Aim of the task
State the number of lines that include the string "háztartási", and write nothing else.

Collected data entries
◇ ◇ ◇ ◇

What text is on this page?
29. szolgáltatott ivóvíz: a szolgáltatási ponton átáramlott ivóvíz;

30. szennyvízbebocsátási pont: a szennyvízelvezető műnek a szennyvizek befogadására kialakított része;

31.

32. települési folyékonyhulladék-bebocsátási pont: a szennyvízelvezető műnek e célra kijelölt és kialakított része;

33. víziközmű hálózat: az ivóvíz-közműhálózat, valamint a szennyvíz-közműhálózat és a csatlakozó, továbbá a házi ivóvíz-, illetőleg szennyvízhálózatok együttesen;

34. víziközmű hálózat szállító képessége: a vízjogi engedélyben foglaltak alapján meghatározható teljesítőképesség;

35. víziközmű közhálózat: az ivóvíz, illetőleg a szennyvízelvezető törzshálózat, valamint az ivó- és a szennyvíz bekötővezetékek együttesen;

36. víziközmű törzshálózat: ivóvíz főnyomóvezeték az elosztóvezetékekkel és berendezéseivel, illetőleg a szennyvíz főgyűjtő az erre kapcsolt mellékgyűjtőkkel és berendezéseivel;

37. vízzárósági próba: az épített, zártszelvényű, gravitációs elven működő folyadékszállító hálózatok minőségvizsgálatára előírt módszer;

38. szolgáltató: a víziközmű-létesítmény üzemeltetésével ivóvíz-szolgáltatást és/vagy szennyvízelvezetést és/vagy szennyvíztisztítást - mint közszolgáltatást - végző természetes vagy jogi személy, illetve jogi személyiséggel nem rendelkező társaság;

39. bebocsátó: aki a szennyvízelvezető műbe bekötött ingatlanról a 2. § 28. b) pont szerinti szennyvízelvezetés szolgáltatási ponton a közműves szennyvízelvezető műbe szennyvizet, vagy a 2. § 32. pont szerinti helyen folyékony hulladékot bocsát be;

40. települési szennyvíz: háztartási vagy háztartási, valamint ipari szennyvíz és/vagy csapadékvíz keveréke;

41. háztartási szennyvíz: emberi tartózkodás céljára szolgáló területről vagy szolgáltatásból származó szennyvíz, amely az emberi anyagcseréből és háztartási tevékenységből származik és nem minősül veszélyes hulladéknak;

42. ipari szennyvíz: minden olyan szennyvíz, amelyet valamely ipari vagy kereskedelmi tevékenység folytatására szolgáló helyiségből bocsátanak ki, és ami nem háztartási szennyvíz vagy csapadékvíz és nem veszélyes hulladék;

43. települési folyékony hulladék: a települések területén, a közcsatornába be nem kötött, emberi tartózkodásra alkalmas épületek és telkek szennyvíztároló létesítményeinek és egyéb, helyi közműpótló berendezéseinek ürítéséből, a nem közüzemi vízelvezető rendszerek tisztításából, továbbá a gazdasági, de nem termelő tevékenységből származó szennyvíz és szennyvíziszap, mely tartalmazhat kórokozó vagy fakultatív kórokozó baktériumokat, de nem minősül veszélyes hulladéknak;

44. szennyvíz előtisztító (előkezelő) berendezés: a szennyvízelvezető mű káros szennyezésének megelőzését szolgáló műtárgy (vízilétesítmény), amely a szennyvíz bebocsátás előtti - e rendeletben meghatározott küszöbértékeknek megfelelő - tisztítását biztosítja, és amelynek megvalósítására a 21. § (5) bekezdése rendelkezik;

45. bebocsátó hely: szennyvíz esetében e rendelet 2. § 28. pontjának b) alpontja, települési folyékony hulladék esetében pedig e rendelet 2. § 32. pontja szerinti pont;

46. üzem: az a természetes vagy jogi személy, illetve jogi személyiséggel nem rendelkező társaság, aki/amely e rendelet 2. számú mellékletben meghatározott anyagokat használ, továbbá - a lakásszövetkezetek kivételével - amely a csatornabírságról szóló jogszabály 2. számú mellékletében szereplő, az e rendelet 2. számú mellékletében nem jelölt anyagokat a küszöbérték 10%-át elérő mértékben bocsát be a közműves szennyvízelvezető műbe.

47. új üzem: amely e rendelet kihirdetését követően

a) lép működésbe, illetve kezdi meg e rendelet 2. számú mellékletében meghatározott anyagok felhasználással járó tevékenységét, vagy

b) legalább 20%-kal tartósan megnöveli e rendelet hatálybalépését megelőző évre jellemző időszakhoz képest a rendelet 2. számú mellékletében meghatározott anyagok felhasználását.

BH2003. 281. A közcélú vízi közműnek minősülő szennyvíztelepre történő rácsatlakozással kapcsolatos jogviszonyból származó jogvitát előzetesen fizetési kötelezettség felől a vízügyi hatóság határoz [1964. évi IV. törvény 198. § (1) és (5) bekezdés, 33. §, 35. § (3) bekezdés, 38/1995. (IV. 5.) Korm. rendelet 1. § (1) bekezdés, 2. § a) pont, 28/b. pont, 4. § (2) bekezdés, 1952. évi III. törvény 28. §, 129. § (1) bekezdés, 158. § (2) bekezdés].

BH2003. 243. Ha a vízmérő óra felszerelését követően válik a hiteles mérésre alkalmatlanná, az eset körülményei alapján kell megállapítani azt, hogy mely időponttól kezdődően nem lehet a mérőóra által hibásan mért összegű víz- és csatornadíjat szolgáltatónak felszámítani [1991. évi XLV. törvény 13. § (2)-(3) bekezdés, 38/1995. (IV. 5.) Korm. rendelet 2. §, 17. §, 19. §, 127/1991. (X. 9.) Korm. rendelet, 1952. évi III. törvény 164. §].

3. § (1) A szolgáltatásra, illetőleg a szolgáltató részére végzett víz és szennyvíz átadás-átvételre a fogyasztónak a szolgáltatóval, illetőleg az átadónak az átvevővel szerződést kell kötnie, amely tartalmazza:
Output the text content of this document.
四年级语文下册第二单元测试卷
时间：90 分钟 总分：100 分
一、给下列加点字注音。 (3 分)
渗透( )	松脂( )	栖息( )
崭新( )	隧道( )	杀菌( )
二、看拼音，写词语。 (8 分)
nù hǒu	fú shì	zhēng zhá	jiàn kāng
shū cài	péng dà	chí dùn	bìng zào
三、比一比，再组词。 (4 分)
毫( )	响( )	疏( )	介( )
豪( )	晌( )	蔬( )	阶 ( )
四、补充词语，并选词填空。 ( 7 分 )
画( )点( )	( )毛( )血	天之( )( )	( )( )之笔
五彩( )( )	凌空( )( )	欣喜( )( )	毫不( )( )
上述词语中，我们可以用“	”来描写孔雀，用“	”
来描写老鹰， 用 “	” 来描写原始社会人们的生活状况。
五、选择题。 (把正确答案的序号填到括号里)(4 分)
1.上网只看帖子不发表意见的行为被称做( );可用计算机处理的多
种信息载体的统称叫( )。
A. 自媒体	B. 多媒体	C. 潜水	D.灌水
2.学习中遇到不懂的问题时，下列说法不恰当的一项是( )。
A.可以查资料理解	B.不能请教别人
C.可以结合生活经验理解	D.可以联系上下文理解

◇ ◇ ◇ ◇

Full output
3